→ WRITTEN EXERCISE: Transcribe all of the material below word for word and leave out its pictures.
═══ EXERCISE MATERIAL ═══
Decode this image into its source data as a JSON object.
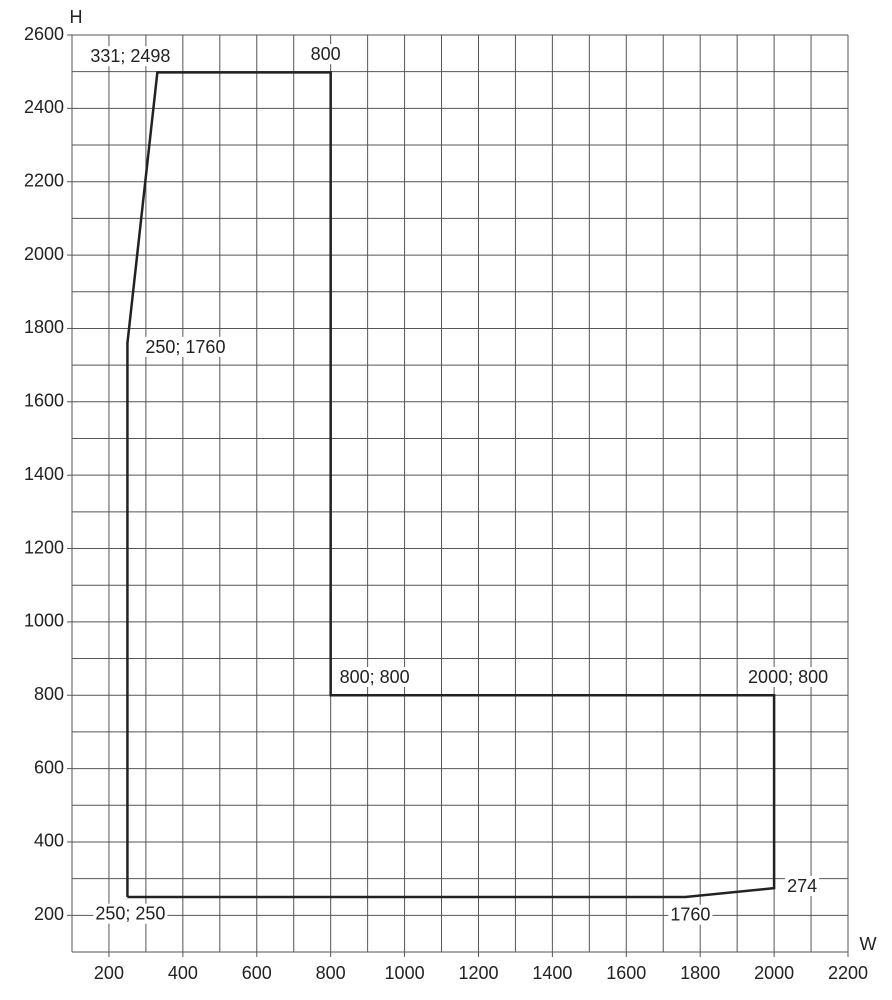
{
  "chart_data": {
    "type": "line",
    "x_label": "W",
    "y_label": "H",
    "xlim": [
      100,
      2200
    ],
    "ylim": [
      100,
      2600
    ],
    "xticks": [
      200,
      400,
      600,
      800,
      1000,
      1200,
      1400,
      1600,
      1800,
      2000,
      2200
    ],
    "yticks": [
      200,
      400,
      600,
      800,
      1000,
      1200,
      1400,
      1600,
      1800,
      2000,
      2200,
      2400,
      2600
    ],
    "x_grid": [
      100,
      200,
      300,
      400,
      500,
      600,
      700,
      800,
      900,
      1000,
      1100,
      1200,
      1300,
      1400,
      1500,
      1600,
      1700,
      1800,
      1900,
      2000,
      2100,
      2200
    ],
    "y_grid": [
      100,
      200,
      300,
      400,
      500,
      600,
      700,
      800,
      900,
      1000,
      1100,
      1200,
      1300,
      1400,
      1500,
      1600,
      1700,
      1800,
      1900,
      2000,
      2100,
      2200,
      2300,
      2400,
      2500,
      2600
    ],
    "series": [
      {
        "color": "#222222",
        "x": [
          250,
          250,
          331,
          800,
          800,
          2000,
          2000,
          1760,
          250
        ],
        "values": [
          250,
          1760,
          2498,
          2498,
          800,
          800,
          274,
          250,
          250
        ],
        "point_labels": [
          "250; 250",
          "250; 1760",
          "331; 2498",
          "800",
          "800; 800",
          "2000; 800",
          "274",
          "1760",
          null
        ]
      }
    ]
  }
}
═══
→ FULL SOLUTION:
Decode this image into its source data as a JSON object.
{
  "chart_data": {
    "type": "line",
    "x_label": "W",
    "y_label": "H",
    "xlim": [
      100,
      2200
    ],
    "ylim": [
      100,
      2600
    ],
    "xticks": [
      200,
      400,
      600,
      800,
      1000,
      1200,
      1400,
      1600,
      1800,
      2000,
      2200
    ],
    "yticks": [
      200,
      400,
      600,
      800,
      1000,
      1200,
      1400,
      1600,
      1800,
      2000,
      2200,
      2400,
      2600
    ],
    "x_grid": [
      100,
      200,
      300,
      400,
      500,
      600,
      700,
      800,
      900,
      1000,
      1100,
      1200,
      1300,
      1400,
      1500,
      1600,
      1700,
      1800,
      1900,
      2000,
      2100,
      2200
    ],
    "y_grid": [
      100,
      200,
      300,
      400,
      500,
      600,
      700,
      800,
      900,
      1000,
      1100,
      1200,
      1300,
      1400,
      1500,
      1600,
      1700,
      1800,
      1900,
      2000,
      2100,
      2200,
      2300,
      2400,
      2500,
      2600
    ],
    "series": [
      {
        "color": "#222222",
        "x": [
          250,
          250,
          331,
          800,
          800,
          2000,
          2000,
          1760,
          250
        ],
        "values": [
          250,
          1760,
          2498,
          2498,
          800,
          800,
          274,
          250,
          250
        ],
        "point_labels": [
          "250; 250",
          "250; 1760",
          "331; 2498",
          "800",
          "800; 800",
          "2000; 800",
          "274",
          "1760",
          null
        ]
      }
    ]
  }
}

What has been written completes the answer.